(Dataset excerpt)
**********

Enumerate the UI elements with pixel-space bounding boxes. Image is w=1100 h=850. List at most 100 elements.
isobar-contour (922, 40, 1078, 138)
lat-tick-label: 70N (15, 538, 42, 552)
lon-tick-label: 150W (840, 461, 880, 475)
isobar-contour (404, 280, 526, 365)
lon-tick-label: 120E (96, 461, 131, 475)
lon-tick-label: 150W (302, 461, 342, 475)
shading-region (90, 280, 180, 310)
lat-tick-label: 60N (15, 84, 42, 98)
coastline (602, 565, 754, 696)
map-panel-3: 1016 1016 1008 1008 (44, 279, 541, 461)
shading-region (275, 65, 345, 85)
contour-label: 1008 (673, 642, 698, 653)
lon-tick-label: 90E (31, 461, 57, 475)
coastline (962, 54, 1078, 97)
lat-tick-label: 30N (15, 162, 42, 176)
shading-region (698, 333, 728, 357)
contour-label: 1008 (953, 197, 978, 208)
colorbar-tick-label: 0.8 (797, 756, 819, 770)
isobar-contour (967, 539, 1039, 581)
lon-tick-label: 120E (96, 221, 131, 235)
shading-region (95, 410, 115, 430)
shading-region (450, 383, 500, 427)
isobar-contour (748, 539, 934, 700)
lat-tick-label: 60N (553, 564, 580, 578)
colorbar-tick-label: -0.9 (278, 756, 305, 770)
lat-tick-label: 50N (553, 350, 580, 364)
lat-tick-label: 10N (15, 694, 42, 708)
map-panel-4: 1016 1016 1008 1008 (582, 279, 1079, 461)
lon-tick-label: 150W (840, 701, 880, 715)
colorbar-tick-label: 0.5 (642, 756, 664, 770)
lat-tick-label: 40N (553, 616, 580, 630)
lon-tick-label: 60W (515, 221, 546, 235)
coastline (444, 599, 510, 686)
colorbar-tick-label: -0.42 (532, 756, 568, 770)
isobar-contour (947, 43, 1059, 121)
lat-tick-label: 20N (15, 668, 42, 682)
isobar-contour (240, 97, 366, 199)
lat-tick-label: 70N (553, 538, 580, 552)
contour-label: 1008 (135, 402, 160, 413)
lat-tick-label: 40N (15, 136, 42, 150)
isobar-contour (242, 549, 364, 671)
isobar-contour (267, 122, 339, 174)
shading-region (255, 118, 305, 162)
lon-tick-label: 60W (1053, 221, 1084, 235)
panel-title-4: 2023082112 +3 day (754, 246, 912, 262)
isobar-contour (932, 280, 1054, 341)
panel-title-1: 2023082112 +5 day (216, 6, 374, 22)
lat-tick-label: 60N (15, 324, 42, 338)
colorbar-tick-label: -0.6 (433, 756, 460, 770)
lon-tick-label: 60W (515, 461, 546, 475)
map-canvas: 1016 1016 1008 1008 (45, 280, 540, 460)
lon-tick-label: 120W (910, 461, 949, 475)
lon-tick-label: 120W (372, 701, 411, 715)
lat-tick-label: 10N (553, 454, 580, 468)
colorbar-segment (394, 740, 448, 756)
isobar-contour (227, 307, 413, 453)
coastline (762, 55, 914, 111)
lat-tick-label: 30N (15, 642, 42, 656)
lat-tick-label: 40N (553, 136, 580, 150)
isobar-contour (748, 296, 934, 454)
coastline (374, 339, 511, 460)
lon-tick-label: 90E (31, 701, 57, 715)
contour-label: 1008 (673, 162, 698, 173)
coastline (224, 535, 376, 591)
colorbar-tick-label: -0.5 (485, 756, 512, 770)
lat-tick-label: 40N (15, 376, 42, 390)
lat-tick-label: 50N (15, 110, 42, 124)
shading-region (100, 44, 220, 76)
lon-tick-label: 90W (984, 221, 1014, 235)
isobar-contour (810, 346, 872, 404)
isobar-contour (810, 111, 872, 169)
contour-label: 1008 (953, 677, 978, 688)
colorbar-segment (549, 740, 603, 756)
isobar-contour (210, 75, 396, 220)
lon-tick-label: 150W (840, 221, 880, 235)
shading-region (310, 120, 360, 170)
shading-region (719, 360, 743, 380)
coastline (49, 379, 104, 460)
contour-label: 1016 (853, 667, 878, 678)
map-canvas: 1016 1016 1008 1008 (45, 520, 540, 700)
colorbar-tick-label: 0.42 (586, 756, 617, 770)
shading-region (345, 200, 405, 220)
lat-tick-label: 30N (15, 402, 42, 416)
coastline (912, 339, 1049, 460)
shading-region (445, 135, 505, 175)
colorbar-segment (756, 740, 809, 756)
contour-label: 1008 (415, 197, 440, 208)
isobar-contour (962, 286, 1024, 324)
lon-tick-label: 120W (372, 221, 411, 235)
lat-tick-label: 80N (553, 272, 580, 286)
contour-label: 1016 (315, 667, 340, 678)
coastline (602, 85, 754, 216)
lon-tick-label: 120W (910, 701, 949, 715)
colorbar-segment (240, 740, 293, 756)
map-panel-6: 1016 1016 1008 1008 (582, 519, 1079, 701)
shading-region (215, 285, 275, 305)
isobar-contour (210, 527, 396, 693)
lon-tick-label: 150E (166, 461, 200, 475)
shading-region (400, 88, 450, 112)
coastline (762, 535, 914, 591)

**********

Swap every "isobar-contour" in the records above for "pressure-contour" and reproduce the records with nothing else altered.

_Answer below:_
Enumerate the UI elements with pixel-space bounding boxes. Image is w=1100 h=850. List at most 100 elements.
pressure-contour (922, 40, 1078, 138)
lat-tick-label: 70N (15, 538, 42, 552)
lon-tick-label: 150W (840, 461, 880, 475)
pressure-contour (404, 280, 526, 365)
lon-tick-label: 120E (96, 461, 131, 475)
lon-tick-label: 150W (302, 461, 342, 475)
shading-region (90, 280, 180, 310)
lat-tick-label: 60N (15, 84, 42, 98)
coastline (602, 565, 754, 696)
map-panel-3: 1016 1016 1008 1008 (44, 279, 541, 461)
shading-region (275, 65, 345, 85)
contour-label: 1008 (673, 642, 698, 653)
lon-tick-label: 90E (31, 461, 57, 475)
coastline (962, 54, 1078, 97)
lat-tick-label: 30N (15, 162, 42, 176)
shading-region (698, 333, 728, 357)
contour-label: 1008 (953, 197, 978, 208)
colorbar-tick-label: 0.8 (797, 756, 819, 770)
pressure-contour (967, 539, 1039, 581)
lon-tick-label: 120E (96, 221, 131, 235)
shading-region (95, 410, 115, 430)
shading-region (450, 383, 500, 427)
pressure-contour (748, 539, 934, 700)
lat-tick-label: 60N (553, 564, 580, 578)
colorbar-tick-label: -0.9 (278, 756, 305, 770)
lat-tick-label: 50N (553, 350, 580, 364)
lat-tick-label: 10N (15, 694, 42, 708)
map-panel-4: 1016 1016 1008 1008 (582, 279, 1079, 461)
lon-tick-label: 150W (840, 701, 880, 715)
colorbar-tick-label: 0.5 (642, 756, 664, 770)
lat-tick-label: 40N (553, 616, 580, 630)
lon-tick-label: 60W (515, 221, 546, 235)
coastline (444, 599, 510, 686)
colorbar-tick-label: -0.42 (532, 756, 568, 770)
pressure-contour (947, 43, 1059, 121)
lat-tick-label: 20N (15, 668, 42, 682)
pressure-contour (240, 97, 366, 199)
lat-tick-label: 70N (553, 538, 580, 552)
contour-label: 1008 (135, 402, 160, 413)
lat-tick-label: 40N (15, 136, 42, 150)
pressure-contour (242, 549, 364, 671)
pressure-contour (267, 122, 339, 174)
shading-region (255, 118, 305, 162)
lon-tick-label: 60W (1053, 221, 1084, 235)
panel-title-4: 2023082112 +3 day (754, 246, 912, 262)
pressure-contour (932, 280, 1054, 341)
panel-title-1: 2023082112 +5 day (216, 6, 374, 22)
lat-tick-label: 60N (15, 324, 42, 338)
colorbar-tick-label: -0.6 (433, 756, 460, 770)
lon-tick-label: 60W (515, 461, 546, 475)
map-canvas: 1016 1016 1008 1008 (45, 280, 540, 460)
lon-tick-label: 120W (910, 461, 949, 475)
lon-tick-label: 120W (372, 701, 411, 715)
lat-tick-label: 10N (553, 454, 580, 468)
colorbar-segment (394, 740, 448, 756)
pressure-contour (227, 307, 413, 453)
coastline (762, 55, 914, 111)
lat-tick-label: 30N (15, 642, 42, 656)
lat-tick-label: 40N (553, 136, 580, 150)
pressure-contour (748, 296, 934, 454)
coastline (374, 339, 511, 460)
lon-tick-label: 90E (31, 701, 57, 715)
contour-label: 1008 (673, 162, 698, 173)
coastline (224, 535, 376, 591)
colorbar-tick-label: -0.5 (485, 756, 512, 770)
lat-tick-label: 40N (15, 376, 42, 390)
lat-tick-label: 50N (15, 110, 42, 124)
shading-region (100, 44, 220, 76)
lon-tick-label: 90W (984, 221, 1014, 235)
pressure-contour (810, 346, 872, 404)
pressure-contour (810, 111, 872, 169)
contour-label: 1008 (953, 677, 978, 688)
colorbar-segment (549, 740, 603, 756)
pressure-contour (210, 75, 396, 220)
lon-tick-label: 150W (840, 221, 880, 235)
shading-region (310, 120, 360, 170)
shading-region (719, 360, 743, 380)
coastline (49, 379, 104, 460)
contour-label: 1016 (853, 667, 878, 678)
map-canvas: 1016 1016 1008 1008 (45, 520, 540, 700)
colorbar-tick-label: 0.42 (586, 756, 617, 770)
shading-region (345, 200, 405, 220)
lat-tick-label: 30N (15, 402, 42, 416)
coastline (912, 339, 1049, 460)
shading-region (445, 135, 505, 175)
colorbar-segment (756, 740, 809, 756)
contour-label: 1008 (415, 197, 440, 208)
pressure-contour (962, 286, 1024, 324)
lon-tick-label: 120W (372, 221, 411, 235)
lat-tick-label: 80N (553, 272, 580, 286)
contour-label: 1016 (315, 667, 340, 678)
coastline (602, 85, 754, 216)
lon-tick-label: 120W (910, 701, 949, 715)
colorbar-segment (240, 740, 293, 756)
map-panel-6: 1016 1016 1008 1008 (582, 519, 1079, 701)
shading-region (215, 285, 275, 305)
pressure-contour (210, 527, 396, 693)
lon-tick-label: 150E (166, 461, 200, 475)
shading-region (400, 88, 450, 112)
coastline (762, 535, 914, 591)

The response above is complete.